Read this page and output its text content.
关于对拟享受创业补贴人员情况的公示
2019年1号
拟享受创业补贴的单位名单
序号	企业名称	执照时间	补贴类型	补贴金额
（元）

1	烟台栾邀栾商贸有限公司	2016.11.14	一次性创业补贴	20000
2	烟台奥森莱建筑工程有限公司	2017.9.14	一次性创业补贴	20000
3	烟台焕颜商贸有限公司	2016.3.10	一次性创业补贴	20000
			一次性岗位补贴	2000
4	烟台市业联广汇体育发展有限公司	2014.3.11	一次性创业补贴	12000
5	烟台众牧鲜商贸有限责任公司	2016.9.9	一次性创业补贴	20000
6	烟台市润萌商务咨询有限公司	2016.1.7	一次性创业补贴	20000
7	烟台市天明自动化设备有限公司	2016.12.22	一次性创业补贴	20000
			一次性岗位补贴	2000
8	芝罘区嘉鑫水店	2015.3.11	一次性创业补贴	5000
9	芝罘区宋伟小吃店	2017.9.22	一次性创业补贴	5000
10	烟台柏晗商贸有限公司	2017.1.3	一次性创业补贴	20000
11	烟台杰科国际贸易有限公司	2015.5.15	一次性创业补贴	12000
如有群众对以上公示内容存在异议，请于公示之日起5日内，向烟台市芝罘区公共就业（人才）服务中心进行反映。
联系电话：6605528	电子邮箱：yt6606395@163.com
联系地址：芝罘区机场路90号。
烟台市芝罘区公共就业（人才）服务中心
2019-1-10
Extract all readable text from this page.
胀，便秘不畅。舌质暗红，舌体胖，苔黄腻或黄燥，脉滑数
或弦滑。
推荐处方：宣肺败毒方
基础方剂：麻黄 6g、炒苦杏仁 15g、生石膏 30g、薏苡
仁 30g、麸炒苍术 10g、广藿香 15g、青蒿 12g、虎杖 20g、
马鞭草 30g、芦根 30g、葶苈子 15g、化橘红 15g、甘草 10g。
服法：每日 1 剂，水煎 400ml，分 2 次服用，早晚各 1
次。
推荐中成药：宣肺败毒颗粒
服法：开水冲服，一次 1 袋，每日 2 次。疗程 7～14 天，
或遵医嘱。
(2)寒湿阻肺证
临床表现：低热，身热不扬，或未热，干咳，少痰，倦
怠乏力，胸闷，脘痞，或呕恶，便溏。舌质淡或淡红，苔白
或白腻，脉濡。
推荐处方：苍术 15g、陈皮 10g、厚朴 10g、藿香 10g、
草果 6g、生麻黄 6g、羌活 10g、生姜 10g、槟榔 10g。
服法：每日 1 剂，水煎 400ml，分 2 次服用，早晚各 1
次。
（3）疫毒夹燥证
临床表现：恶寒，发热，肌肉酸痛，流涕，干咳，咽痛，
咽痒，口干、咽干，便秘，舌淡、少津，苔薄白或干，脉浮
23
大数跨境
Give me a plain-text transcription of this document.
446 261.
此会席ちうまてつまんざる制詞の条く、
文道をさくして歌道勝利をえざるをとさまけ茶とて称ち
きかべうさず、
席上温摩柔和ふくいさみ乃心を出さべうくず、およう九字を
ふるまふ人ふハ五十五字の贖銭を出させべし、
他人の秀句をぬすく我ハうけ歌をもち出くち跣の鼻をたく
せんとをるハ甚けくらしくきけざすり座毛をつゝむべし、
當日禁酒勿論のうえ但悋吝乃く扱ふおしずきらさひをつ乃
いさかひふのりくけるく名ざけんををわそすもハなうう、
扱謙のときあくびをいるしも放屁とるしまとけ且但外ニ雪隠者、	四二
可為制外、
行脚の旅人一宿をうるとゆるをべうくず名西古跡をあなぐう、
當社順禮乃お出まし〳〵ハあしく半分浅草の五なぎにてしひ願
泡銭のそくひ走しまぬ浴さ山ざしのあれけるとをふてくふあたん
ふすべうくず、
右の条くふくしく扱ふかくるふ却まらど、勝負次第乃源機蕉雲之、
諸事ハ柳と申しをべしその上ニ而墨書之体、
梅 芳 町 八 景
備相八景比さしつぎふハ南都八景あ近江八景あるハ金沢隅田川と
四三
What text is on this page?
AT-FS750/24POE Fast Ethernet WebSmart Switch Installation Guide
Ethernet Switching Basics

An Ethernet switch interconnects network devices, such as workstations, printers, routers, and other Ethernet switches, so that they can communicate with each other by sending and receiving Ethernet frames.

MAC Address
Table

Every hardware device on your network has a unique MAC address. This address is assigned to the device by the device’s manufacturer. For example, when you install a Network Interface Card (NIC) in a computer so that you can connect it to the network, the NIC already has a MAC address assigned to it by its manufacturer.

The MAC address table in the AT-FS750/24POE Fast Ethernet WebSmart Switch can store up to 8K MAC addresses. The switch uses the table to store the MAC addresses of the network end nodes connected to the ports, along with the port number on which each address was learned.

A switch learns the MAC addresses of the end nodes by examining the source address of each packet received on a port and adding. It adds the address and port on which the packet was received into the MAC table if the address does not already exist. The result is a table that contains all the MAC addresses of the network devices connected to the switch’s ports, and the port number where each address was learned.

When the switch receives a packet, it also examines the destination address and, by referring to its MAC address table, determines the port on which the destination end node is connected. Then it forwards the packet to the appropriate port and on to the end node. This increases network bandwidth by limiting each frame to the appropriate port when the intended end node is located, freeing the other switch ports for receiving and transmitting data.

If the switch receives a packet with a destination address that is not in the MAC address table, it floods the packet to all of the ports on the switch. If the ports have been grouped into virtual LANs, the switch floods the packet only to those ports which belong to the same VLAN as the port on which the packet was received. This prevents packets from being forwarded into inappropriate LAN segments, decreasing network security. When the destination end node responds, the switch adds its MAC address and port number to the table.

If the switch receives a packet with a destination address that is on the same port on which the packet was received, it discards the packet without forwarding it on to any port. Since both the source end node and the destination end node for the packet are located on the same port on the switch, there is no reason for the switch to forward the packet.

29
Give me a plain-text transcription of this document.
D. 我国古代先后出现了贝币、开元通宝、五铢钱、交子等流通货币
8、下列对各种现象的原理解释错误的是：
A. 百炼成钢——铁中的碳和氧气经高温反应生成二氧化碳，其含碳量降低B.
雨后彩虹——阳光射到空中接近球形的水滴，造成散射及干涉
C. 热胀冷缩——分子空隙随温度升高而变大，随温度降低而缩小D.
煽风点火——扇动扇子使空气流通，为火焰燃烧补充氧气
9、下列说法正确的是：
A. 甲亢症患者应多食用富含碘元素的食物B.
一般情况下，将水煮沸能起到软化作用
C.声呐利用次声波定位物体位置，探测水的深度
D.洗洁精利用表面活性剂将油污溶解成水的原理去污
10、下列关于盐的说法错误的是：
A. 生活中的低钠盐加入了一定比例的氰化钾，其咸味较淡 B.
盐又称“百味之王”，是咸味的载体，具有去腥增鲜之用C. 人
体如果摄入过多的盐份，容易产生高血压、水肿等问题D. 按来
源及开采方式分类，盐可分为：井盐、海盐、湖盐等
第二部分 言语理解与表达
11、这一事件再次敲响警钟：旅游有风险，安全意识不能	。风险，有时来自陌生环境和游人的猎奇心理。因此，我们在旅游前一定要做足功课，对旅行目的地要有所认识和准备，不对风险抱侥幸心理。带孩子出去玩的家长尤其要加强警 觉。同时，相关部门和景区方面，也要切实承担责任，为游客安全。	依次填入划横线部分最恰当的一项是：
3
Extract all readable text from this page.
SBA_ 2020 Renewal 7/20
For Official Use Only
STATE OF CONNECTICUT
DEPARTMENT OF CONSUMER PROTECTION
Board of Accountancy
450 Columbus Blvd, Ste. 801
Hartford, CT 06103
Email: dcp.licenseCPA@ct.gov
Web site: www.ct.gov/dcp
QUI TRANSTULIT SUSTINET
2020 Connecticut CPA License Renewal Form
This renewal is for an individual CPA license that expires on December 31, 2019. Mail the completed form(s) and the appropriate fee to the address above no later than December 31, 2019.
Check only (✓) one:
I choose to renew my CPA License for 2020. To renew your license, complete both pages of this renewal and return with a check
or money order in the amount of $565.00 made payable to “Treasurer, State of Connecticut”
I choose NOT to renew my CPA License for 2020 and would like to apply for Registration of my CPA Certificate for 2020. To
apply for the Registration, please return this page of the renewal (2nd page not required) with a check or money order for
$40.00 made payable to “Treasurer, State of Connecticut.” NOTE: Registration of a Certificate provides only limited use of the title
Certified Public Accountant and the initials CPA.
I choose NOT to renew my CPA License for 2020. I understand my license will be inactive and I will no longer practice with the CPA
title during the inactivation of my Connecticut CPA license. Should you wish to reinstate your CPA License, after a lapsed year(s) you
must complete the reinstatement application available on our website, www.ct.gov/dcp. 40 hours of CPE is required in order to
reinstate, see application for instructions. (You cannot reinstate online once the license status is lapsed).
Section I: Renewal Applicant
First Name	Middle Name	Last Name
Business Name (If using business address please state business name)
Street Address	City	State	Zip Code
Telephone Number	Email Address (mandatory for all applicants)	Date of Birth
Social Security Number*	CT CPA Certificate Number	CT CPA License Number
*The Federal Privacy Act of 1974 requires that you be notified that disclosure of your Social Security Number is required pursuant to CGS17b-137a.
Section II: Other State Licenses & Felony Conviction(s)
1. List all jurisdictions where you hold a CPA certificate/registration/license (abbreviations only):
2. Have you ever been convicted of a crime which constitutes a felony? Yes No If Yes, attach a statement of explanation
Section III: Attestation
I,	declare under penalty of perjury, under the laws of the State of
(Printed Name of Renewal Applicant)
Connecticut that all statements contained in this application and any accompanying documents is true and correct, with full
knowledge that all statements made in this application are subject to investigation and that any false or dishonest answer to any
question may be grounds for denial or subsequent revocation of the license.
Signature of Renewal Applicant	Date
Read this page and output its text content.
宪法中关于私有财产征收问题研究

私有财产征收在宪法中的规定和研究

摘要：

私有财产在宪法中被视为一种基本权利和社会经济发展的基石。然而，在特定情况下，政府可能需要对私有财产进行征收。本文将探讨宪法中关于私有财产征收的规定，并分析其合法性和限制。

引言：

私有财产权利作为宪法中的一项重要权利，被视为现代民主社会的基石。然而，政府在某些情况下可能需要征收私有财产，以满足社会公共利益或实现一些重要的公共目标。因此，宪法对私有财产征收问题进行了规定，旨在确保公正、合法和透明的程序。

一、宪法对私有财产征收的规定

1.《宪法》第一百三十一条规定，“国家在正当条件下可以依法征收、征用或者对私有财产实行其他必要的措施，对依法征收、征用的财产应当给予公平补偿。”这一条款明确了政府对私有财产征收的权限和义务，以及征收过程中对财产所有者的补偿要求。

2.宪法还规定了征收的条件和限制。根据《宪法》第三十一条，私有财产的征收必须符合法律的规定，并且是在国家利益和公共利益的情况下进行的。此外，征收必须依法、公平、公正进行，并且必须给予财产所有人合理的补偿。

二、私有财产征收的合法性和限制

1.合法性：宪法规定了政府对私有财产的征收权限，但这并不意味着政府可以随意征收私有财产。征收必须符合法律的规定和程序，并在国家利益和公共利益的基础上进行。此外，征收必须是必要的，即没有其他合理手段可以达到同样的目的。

····················

Exercise description:
Each line that holds the word "title" should be extracted from the records.

Solution for this problem:
$40.00 made payable to “Treasurer, State of Connecticut.” NOTE: Registration of a Certificate provides only limited use of the title
title during the inactivation of my Connecticut CPA license. Should you wish to reinstate your CPA License, after a lapsed year(s) you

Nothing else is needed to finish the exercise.